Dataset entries
>> Start

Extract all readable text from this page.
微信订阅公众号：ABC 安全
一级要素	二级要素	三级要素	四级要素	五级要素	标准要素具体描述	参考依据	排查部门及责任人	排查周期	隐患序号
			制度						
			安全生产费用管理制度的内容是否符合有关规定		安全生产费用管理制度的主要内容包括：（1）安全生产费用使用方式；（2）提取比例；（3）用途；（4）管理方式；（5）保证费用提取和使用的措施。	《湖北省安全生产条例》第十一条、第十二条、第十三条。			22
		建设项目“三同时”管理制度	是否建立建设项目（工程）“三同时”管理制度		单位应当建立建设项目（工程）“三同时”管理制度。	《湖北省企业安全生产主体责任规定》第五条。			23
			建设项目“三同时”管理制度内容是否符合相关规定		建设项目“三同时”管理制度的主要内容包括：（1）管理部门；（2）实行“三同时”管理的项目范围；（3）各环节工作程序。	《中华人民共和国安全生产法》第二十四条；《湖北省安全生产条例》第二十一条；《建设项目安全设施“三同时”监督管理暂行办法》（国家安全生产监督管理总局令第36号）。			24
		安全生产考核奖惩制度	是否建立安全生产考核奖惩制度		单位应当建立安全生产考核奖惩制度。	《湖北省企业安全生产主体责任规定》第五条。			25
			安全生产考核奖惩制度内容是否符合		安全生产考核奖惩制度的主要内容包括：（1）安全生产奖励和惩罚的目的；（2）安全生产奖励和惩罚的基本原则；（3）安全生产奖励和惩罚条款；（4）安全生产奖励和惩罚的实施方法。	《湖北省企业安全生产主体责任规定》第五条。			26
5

>> End

● The task
All of the entries should be written out again exactly.

● Complete output
Extract all readable text from this page.
微信订阅公众号：ABC 安全
一级要素	二级要素	三级要素	四级要素	五级要素	标准要素具体描述	参考依据	排查部门及责任人	排查周期	隐患序号
			制度						
			安全生产费用管理制度的内容是否符合有关规定		安全生产费用管理制度的主要内容包括：（1）安全生产费用使用方式；（2）提取比例；（3）用途；（4）管理方式；（5）保证费用提取和使用的措施。	《湖北省安全生产条例》第十一条、第十二条、第十三条。			22
		建设项目“三同时”管理制度	是否建立建设项目（工程）“三同时”管理制度		单位应当建立建设项目（工程）“三同时”管理制度。	《湖北省企业安全生产主体责任规定》第五条。			23
			建设项目“三同时”管理制度内容是否符合相关规定		建设项目“三同时”管理制度的主要内容包括：（1）管理部门；（2）实行“三同时”管理的项目范围；（3）各环节工作程序。	《中华人民共和国安全生产法》第二十四条；《湖北省安全生产条例》第二十一条；《建设项目安全设施“三同时”监督管理暂行办法》（国家安全生产监督管理总局令第36号）。			24
		安全生产考核奖惩制度	是否建立安全生产考核奖惩制度		单位应当建立安全生产考核奖惩制度。	《湖北省企业安全生产主体责任规定》第五条。			25
			安全生产考核奖惩制度内容是否符合		安全生产考核奖惩制度的主要内容包括：（1）安全生产奖励和惩罚的目的；（2）安全生产奖励和惩罚的基本原则；（3）安全生产奖励和惩罚条款；（4）安全生产奖励和惩罚的实施方法。	《湖北省企业安全生产主体责任规定》第五条。			26
5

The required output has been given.